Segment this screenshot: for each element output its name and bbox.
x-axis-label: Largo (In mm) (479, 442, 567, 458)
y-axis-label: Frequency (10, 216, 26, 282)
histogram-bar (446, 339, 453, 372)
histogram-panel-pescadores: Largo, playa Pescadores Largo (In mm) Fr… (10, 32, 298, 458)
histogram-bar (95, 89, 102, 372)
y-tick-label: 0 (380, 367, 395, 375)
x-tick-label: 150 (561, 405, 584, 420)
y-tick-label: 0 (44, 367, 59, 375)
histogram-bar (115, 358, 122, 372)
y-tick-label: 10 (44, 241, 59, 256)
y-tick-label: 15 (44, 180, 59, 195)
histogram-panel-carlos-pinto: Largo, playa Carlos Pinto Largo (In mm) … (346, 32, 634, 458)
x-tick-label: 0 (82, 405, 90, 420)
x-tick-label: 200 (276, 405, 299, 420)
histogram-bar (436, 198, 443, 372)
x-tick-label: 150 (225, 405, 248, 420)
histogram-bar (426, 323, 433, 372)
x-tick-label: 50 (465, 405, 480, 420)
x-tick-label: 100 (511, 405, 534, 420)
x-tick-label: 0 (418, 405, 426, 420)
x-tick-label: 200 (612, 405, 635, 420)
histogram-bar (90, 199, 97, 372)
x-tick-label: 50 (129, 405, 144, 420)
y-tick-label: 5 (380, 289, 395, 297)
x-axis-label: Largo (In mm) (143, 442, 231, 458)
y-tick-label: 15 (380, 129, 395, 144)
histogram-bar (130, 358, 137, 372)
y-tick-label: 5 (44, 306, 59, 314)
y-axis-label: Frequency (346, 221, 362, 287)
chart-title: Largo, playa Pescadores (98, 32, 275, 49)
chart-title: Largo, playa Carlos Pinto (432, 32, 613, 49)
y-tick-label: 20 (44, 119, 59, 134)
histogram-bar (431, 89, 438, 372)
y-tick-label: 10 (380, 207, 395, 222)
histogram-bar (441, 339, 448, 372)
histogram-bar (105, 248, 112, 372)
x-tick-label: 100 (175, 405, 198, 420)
* * *
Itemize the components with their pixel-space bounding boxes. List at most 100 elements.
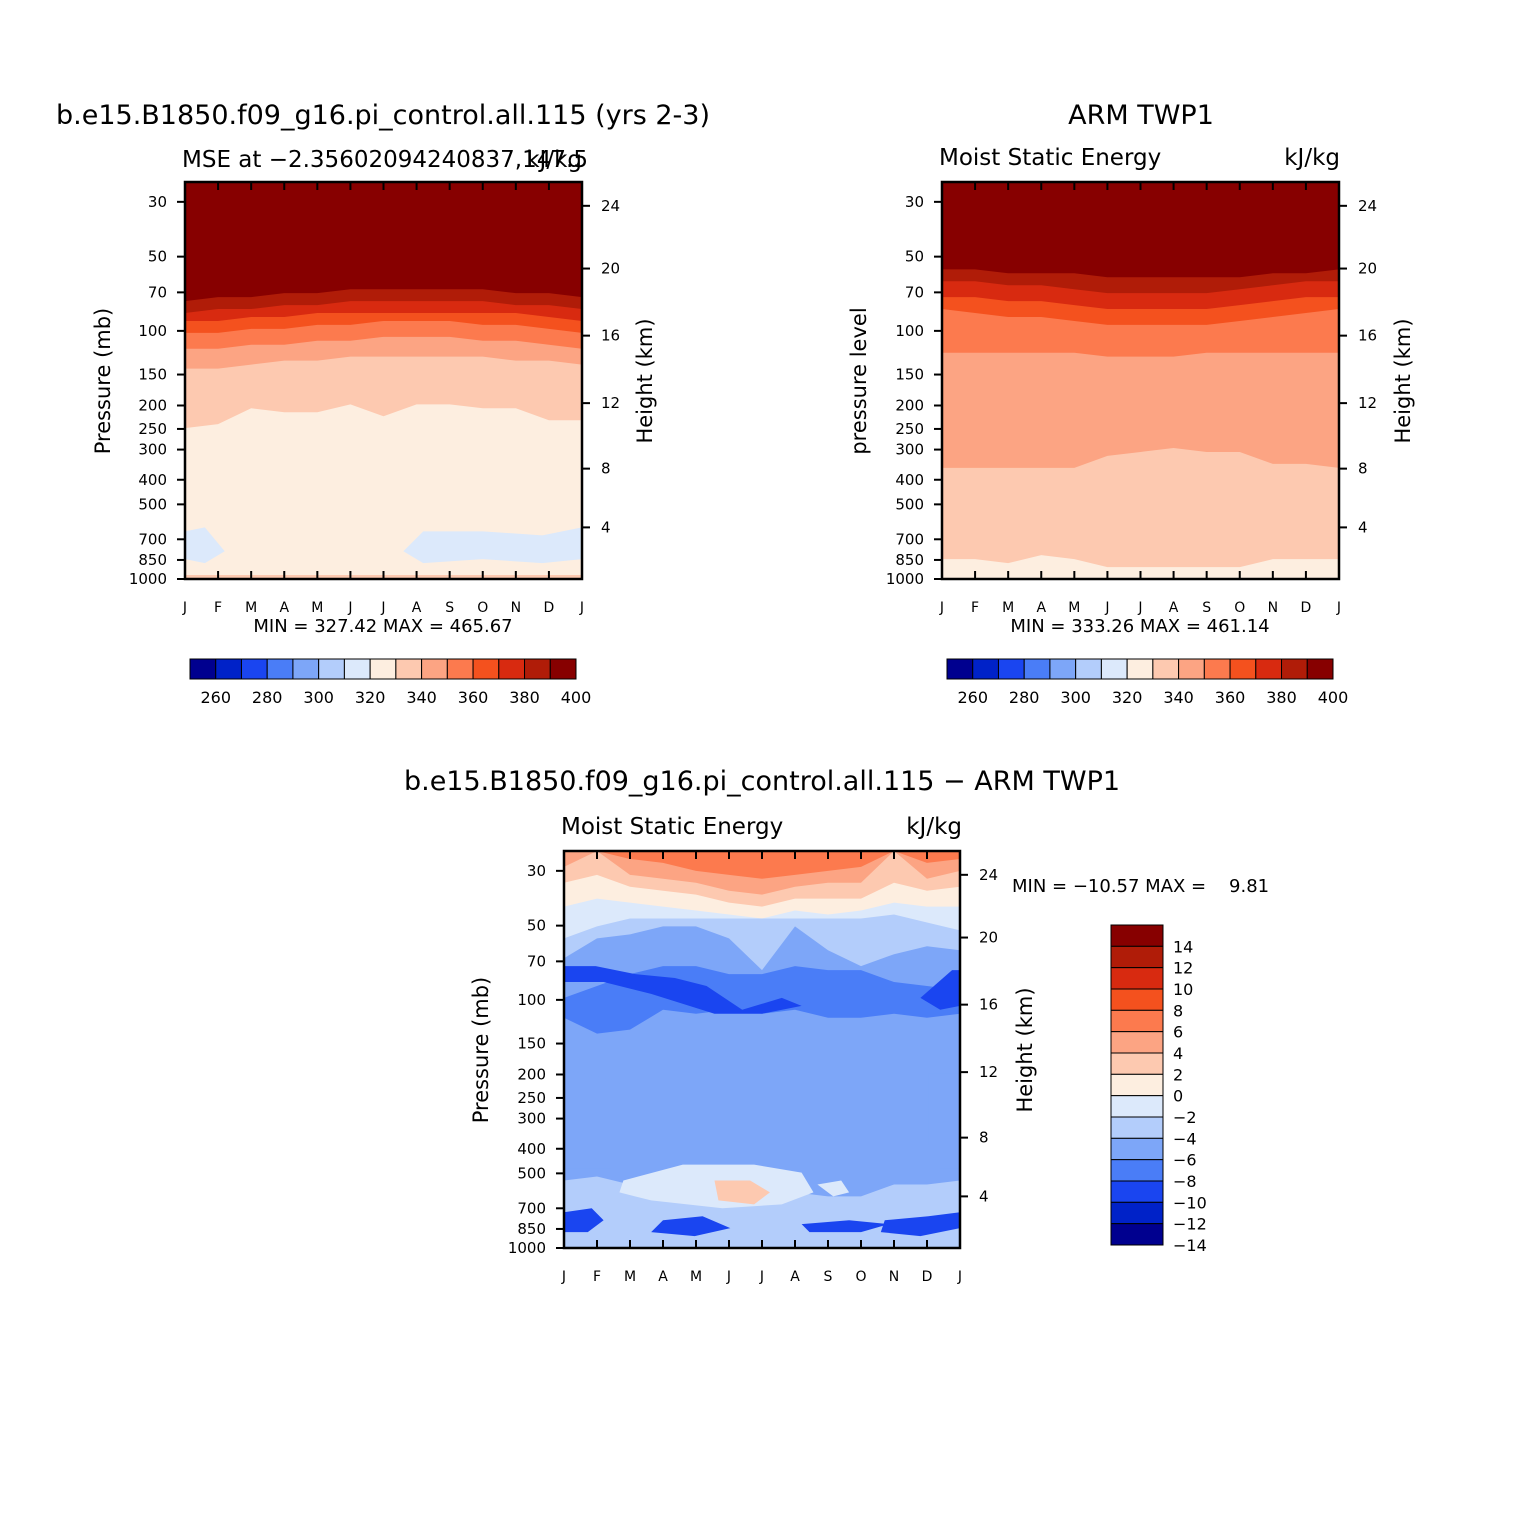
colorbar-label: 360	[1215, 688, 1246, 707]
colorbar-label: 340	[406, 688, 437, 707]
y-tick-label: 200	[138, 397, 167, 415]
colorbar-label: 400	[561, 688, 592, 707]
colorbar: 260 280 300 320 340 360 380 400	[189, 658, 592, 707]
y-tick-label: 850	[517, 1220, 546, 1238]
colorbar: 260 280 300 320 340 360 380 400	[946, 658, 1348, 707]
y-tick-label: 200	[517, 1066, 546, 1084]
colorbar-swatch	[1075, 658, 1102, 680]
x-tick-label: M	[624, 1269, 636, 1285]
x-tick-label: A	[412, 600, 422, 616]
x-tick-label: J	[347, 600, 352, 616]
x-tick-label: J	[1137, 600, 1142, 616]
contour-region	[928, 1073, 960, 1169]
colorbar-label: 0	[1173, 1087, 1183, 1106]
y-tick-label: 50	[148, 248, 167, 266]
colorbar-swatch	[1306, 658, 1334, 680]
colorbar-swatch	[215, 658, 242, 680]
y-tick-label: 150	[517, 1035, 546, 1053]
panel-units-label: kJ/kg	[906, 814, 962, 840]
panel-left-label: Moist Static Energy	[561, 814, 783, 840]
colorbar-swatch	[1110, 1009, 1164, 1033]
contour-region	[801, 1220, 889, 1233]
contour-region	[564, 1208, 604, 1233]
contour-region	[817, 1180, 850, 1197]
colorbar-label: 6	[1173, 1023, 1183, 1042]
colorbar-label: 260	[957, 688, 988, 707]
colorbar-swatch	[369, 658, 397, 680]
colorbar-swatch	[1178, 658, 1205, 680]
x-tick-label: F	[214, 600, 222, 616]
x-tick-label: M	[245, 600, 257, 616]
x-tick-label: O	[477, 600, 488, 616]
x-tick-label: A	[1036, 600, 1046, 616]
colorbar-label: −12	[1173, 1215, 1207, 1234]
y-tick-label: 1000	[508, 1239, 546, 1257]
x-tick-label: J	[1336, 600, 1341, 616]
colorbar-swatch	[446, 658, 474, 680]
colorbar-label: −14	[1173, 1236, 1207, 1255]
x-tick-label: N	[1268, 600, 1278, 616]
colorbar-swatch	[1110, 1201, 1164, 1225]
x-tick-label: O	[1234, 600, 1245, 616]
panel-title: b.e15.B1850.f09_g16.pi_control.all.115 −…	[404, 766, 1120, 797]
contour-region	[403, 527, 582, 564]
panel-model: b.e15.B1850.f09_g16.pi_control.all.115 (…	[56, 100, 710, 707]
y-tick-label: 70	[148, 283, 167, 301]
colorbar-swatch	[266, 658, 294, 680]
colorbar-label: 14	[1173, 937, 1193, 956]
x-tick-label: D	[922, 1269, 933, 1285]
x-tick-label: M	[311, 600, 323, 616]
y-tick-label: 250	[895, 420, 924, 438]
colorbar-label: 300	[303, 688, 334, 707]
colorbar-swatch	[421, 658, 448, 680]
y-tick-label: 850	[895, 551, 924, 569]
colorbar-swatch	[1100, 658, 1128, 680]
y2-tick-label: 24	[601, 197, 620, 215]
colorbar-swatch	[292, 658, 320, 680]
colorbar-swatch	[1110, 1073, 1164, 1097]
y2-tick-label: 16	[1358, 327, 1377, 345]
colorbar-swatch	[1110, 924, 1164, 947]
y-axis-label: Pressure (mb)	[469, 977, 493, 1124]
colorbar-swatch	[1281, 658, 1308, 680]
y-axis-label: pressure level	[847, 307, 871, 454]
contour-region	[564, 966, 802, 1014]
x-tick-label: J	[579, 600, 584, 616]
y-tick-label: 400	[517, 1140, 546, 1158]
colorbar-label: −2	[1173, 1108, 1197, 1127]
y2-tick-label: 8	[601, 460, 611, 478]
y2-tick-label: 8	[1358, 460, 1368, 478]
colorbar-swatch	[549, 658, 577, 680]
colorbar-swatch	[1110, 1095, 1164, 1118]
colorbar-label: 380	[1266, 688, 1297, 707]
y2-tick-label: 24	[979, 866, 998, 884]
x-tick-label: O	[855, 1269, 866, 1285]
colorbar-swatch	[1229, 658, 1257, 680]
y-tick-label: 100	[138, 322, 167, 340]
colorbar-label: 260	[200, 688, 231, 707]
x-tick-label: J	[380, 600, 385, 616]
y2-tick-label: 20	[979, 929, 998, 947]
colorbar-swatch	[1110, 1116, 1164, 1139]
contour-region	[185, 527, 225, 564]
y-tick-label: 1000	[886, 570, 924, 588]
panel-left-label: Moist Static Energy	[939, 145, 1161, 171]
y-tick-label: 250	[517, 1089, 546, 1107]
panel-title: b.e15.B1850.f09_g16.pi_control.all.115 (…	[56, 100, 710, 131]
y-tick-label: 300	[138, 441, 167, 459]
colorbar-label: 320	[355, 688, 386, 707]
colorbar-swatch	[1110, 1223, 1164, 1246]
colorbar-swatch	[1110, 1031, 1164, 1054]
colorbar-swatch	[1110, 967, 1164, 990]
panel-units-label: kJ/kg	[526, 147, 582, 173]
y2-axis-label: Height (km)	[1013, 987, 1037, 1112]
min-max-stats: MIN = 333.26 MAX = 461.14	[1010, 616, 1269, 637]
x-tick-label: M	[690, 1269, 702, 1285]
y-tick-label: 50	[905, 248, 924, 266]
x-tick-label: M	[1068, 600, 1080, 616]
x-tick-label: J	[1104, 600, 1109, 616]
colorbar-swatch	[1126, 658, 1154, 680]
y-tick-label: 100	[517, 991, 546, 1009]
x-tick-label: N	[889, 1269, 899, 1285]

**Problem to solve:** Rewrite the part that opens with the line containing "688, 1246, 707]" and closes with the line containing "1035, 546, 1053]", replacing "colorbar-swatch" with "color-key-swatch" and leaving everything else unchanged.

**Expected output:**
colorbar-label: 360	[1215, 688, 1246, 707]
colorbar-label: 340	[406, 688, 437, 707]
y-tick-label: 200	[138, 397, 167, 415]
colorbar-label: 400	[561, 688, 592, 707]
colorbar: 260 280 300 320 340 360 380 400	[189, 658, 592, 707]
y-tick-label: 850	[517, 1220, 546, 1238]
colorbar: 260 280 300 320 340 360 380 400	[946, 658, 1348, 707]
y-tick-label: 200	[517, 1066, 546, 1084]
color-key-swatch	[1075, 658, 1102, 680]
x-tick-label: M	[624, 1269, 636, 1285]
x-tick-label: A	[412, 600, 422, 616]
x-tick-label: J	[347, 600, 352, 616]
x-tick-label: J	[1137, 600, 1142, 616]
contour-region	[928, 1073, 960, 1169]
colorbar-label: 0	[1173, 1087, 1183, 1106]
y-tick-label: 50	[148, 248, 167, 266]
color-key-swatch	[1306, 658, 1334, 680]
color-key-swatch	[215, 658, 242, 680]
y-tick-label: 150	[517, 1035, 546, 1053]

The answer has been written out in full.